## EXERCISE OBJECTIVE
Copy every line of the data that contains the string "caption".

## PROVIDED DATA
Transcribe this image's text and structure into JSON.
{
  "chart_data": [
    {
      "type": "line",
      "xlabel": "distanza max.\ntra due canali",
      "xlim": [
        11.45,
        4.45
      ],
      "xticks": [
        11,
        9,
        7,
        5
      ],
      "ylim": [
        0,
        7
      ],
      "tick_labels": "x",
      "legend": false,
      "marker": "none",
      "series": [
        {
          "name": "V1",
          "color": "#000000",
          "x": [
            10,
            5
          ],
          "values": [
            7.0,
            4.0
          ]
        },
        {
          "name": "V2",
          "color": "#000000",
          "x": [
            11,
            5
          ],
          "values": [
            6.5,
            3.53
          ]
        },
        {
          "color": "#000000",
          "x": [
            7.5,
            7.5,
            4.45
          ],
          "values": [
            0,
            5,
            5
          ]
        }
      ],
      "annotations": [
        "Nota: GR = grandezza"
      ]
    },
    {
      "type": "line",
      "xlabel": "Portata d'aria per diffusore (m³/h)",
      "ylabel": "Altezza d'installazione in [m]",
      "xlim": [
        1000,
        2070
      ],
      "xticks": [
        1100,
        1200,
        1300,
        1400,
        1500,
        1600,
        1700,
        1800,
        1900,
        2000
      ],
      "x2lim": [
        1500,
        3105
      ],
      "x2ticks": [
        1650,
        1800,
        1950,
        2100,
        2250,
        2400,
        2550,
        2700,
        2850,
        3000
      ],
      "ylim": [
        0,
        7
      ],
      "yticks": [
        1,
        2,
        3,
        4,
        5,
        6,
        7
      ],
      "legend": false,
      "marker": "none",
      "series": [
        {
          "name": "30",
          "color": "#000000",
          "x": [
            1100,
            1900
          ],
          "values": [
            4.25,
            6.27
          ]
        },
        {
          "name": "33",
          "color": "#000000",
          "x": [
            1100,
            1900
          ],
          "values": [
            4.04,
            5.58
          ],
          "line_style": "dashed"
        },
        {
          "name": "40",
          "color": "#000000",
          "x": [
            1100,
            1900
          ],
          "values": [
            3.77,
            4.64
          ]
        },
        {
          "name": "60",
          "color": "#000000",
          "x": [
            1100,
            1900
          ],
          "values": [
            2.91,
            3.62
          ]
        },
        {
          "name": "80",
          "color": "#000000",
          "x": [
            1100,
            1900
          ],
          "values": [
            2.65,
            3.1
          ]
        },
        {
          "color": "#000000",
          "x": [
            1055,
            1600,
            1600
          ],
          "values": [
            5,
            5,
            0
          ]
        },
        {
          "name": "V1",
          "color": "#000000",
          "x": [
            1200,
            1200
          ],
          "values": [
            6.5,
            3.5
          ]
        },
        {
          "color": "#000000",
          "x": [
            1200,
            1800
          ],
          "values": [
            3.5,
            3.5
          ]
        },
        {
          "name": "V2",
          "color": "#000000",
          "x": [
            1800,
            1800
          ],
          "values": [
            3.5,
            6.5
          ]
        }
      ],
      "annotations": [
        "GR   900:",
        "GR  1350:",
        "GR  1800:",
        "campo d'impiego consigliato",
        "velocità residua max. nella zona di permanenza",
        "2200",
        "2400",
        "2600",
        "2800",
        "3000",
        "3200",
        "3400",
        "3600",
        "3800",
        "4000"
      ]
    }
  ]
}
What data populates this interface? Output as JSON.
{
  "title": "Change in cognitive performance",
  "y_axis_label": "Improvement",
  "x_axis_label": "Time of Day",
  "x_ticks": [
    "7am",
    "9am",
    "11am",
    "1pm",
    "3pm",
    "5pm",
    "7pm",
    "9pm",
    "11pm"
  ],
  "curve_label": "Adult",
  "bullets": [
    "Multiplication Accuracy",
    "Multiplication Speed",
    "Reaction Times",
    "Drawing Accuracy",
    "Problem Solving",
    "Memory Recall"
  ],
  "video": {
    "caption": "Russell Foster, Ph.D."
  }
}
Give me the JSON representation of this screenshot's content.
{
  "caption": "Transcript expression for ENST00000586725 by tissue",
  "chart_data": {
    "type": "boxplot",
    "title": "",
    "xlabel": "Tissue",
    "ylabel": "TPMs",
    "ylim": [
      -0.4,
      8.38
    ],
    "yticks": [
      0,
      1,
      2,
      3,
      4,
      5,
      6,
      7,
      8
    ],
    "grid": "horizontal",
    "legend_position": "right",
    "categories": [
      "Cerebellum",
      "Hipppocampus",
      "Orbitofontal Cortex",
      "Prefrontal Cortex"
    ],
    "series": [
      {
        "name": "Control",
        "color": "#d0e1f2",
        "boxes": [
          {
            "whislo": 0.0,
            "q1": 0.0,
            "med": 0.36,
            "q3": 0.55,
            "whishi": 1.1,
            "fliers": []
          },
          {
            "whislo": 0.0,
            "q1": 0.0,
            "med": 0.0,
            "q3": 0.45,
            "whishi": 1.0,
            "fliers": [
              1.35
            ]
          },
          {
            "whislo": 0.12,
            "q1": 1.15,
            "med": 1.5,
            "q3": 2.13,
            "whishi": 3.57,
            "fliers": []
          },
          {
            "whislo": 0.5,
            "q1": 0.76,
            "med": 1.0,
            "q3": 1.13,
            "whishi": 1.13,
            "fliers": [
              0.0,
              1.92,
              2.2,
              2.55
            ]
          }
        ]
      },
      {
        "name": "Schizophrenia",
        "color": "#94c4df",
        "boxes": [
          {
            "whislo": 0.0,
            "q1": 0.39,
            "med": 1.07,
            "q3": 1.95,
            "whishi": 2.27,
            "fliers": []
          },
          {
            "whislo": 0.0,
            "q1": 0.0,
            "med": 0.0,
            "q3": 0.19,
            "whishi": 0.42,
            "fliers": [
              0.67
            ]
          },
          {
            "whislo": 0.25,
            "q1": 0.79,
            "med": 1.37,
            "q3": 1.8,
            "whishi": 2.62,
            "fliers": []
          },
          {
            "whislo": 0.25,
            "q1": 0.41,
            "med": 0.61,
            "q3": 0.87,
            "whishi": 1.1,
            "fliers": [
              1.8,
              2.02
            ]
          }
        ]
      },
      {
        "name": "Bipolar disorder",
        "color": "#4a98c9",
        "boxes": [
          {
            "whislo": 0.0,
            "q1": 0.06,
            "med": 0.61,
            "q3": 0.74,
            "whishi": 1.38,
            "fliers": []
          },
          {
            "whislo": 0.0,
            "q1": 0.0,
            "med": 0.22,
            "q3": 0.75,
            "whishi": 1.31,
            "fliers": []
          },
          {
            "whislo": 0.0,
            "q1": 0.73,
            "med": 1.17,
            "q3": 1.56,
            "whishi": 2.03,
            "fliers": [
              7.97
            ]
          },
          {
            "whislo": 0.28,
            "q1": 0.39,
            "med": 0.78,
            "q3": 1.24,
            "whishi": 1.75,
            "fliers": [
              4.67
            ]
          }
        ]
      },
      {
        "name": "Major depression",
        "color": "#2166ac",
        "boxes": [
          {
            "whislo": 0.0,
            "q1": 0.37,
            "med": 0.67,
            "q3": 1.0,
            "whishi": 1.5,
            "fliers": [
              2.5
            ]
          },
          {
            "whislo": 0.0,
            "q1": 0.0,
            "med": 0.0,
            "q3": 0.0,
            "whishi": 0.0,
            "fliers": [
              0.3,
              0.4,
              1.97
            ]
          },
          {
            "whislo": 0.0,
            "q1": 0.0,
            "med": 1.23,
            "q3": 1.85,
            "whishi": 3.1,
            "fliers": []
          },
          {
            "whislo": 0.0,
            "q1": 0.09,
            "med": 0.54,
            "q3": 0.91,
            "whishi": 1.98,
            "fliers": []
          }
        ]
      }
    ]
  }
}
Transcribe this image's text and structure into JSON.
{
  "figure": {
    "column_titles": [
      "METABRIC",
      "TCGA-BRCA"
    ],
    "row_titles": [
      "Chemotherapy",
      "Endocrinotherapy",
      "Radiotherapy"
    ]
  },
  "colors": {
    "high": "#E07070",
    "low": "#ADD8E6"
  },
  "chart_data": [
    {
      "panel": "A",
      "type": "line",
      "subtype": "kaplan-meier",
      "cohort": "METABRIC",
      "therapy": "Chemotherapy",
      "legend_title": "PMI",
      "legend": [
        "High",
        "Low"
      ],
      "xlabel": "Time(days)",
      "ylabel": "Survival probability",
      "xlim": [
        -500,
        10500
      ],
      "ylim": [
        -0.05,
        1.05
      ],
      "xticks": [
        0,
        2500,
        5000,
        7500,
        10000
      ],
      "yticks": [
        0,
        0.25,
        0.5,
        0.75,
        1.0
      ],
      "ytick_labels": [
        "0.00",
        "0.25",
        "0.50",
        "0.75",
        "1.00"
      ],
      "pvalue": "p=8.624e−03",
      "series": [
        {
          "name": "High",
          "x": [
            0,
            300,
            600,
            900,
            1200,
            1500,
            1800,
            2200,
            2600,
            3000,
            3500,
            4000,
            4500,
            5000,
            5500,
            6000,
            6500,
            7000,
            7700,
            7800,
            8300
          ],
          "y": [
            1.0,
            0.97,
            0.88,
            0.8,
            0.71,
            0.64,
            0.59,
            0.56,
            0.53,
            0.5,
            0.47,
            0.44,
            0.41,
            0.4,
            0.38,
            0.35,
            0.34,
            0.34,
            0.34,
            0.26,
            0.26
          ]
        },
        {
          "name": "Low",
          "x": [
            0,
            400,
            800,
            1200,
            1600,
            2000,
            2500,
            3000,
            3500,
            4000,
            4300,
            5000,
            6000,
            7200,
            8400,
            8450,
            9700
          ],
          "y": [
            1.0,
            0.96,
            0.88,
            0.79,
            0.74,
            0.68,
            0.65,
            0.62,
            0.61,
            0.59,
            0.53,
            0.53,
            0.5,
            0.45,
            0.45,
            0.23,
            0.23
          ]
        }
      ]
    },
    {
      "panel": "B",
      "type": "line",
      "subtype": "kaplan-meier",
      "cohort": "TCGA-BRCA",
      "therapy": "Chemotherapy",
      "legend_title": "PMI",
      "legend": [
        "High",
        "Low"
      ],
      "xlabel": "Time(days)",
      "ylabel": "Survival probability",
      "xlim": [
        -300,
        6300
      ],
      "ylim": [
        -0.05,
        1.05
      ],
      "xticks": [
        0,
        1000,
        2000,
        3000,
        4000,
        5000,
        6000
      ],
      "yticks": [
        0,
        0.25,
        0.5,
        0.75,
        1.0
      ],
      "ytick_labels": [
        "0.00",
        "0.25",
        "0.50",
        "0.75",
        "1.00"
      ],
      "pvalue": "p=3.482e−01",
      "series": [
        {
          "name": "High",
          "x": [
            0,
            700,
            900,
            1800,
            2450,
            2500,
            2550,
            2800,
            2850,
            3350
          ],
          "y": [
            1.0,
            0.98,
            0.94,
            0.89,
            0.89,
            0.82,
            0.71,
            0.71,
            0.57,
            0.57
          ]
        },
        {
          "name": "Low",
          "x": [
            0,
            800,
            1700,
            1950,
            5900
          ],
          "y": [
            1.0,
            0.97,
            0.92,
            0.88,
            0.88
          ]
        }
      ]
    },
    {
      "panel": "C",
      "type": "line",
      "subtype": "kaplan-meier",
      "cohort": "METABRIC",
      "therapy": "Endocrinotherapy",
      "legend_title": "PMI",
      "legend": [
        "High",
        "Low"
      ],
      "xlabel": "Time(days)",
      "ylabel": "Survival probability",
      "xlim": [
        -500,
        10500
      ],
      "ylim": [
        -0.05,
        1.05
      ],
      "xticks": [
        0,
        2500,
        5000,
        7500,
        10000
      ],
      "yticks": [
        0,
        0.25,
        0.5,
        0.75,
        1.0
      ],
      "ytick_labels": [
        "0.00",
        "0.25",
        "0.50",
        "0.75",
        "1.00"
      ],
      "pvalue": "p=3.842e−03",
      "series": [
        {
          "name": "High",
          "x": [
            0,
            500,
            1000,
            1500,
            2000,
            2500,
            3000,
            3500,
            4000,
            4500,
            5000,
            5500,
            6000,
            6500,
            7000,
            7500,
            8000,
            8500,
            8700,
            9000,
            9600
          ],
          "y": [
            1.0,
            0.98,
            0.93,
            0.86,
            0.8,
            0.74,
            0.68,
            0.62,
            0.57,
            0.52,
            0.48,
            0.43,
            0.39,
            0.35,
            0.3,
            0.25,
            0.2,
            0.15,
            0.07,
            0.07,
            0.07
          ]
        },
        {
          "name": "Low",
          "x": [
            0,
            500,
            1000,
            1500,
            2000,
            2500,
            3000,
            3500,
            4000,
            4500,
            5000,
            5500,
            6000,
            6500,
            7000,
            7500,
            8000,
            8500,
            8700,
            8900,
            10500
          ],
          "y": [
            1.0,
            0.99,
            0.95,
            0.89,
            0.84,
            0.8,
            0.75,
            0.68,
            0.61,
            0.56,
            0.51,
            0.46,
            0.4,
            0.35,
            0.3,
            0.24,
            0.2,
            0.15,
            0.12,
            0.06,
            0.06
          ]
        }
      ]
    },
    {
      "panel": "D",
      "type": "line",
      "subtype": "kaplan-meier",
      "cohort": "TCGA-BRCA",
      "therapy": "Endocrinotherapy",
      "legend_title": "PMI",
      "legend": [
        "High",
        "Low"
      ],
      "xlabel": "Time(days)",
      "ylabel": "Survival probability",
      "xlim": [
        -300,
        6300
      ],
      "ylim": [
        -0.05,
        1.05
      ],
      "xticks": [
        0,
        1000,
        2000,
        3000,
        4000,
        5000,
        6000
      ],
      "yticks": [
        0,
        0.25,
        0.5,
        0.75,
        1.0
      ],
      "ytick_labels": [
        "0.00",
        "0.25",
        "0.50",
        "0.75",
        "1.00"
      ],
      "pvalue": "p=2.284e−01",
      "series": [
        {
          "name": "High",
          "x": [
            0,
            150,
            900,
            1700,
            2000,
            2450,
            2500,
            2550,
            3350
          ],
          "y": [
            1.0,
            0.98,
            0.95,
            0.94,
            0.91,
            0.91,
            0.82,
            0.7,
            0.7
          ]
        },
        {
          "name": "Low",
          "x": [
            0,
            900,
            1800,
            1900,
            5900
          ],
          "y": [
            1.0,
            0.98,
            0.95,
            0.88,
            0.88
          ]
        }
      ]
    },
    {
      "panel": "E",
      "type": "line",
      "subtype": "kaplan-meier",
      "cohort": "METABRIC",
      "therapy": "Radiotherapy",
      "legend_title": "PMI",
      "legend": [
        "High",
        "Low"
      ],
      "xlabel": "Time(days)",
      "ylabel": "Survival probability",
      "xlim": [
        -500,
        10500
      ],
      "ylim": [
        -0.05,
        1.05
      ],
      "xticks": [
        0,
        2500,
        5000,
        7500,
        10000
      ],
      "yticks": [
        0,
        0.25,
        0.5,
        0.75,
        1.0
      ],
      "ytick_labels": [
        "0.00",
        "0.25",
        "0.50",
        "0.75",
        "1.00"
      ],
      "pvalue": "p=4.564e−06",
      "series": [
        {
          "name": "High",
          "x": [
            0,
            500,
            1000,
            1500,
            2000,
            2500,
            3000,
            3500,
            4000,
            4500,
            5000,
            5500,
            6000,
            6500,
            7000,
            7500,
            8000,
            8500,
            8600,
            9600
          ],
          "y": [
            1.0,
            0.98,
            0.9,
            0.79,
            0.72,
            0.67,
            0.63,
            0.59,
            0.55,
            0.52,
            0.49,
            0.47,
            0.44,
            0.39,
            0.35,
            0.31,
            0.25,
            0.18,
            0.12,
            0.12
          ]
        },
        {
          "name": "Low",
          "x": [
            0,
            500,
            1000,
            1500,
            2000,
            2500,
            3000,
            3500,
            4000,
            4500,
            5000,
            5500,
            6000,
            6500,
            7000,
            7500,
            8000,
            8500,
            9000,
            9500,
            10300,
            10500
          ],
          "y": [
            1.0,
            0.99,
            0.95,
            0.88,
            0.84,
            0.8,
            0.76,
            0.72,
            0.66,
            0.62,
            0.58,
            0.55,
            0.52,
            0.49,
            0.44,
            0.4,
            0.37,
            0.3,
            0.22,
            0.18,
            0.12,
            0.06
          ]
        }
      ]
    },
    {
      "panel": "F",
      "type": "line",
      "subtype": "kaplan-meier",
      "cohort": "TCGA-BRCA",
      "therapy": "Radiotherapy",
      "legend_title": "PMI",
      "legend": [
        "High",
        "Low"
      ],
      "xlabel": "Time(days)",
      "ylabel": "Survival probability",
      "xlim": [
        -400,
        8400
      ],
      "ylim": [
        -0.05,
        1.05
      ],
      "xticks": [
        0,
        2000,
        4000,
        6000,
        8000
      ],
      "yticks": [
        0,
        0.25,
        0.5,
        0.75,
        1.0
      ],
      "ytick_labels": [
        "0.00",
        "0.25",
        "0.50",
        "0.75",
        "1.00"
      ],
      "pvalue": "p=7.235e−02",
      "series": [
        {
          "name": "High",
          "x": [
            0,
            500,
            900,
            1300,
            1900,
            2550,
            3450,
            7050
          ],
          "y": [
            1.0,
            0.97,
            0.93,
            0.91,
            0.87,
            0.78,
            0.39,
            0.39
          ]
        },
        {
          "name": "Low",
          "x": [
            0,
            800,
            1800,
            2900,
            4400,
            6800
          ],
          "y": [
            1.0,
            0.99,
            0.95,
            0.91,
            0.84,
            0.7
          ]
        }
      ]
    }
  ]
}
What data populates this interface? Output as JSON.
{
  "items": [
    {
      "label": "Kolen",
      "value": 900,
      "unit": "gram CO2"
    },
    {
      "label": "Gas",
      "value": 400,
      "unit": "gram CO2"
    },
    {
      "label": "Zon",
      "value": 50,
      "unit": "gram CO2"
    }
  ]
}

## WRITTEN SOLUTION
    "caption": "Russell Foster, Ph.D."
  "caption": "Transcript expression for ENST00000586725 by tissue",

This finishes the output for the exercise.